[Collected data entries]
........

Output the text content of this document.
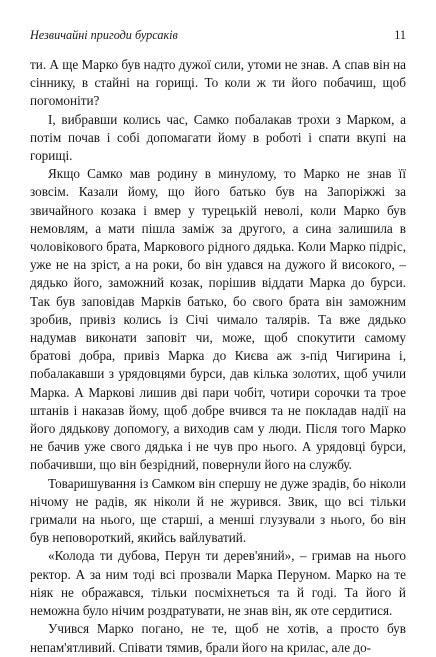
Незвичайні пригоди бурсаків	11

ти. А ще Марко був надто дужої сили, утоми не знав. А спав він на сіннику, в стайні на горищі. То коли ж ти його побачиш, щоб погомоніти?

І, вибравши колись час, Самко побалакав трохи з Марком, а потім почав і собі допомагати йому в роботі і спати вкупі на горищі.

Якщо Самко мав родину в минулому, то Марко не знав її зовсім. Казали йому, що його батько був на Запоріжжі за звичайного козака і вмер у турецькій неволі, коли Марко був немовлям, а мати пішла заміж за другого, а сина залишила в чоловікового брата, Маркового рідного дядька. Коли Марко підріс, уже не на зріст, а на роки, бо він удався на дужого й високого, – дядько його, заможний козак, порішив віддати Марка до бурси. Так був заповідав Марків батько, бо свого брата він заможним зробив, привіз колись із Січі чимало талярів. Та вже дядько надумав виконати заповіт чи, може, щоб спокутити самому братові добра, привіз Марка до Києва аж з-під Чигирина і, побалакавши з урядовцями бурси, дав кілька золотих, щоб учили Марка. А Маркові лишив дві пари чобіт, чотири сорочки та трое штанів і наказав йому, щоб добре вчився та не покладав надії на його дядькову допомогу, а виходив сам у люди. Після того Марко не бачив уже свого дядька і не чув про нього. А урядовці бурси, побачивши, що він безрідний, повернули його на службу.

Товаришування із Самком він спершу не дуже зрадів, бо ніколи нічому не радів, як ніколи й не журився. Звик, що всі тільки гримали на нього, ще старші, а менші глузували з нього, бо він був неповороткий, якийсь вайлуватий.

«Колода ти дубова, Перун ти дерев'яний», – гримав на нього ректор. А за ним тоді всі прозвали Марка Перуном. Марко на те ніяк не ображався, тільки посміхнеться та й годі. Та його й неможна було нічим роздратувати, не знав він, як оте сердитися.

Учився Марко погано, не те, щоб не хотів, а просто був непам'ятливий. Співати тямив, брали його на крилас, але до-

........

Omit the pictures and give the material again, exactly and in full.

### Answer to the task
Output the text content of this document.
Незвичайні пригоди бурсаків	11

ти. А ще Марко був надто дужої сили, утоми не знав. А спав він на сіннику, в стайні на горищі. То коли ж ти його побачиш, щоб погомоніти?

І, вибравши колись час, Самко побалакав трохи з Марком, а потім почав і собі допомагати йому в роботі і спати вкупі на горищі.

Якщо Самко мав родину в минулому, то Марко не знав її зовсім. Казали йому, що його батько був на Запоріжжі за звичайного козака і вмер у турецькій неволі, коли Марко був немовлям, а мати пішла заміж за другого, а сина залишила в чоловікового брата, Маркового рідного дядька. Коли Марко підріс, уже не на зріст, а на роки, бо він удався на дужого й високого, – дядько його, заможний козак, порішив віддати Марка до бурси. Так був заповідав Марків батько, бо свого брата він заможним зробив, привіз колись із Січі чимало талярів. Та вже дядько надумав виконати заповіт чи, може, щоб спокутити самому братові добра, привіз Марка до Києва аж з-під Чигирина і, побалакавши з урядовцями бурси, дав кілька золотих, щоб учили Марка. А Маркові лишив дві пари чобіт, чотири сорочки та трое штанів і наказав йому, щоб добре вчився та не покладав надії на його дядькову допомогу, а виходив сам у люди. Після того Марко не бачив уже свого дядька і не чув про нього. А урядовці бурси, побачивши, що він безрідний, повернули його на службу.

Товаришування із Самком він спершу не дуже зрадів, бо ніколи нічому не радів, як ніколи й не журився. Звик, що всі тільки гримали на нього, ще старші, а менші глузували з нього, бо він був неповороткий, якийсь вайлуватий.

«Колода ти дубова, Перун ти дерев'яний», – гримав на нього ректор. А за ним тоді всі прозвали Марка Перуном. Марко на те ніяк не ображався, тільки посміхнеться та й годі. Та його й неможна було нічим роздратувати, не знав він, як оте сердитися.

Учився Марко погано, не те, щоб не хотів, а просто був непам'ятливий. Співати тямив, брали його на крилас, але до-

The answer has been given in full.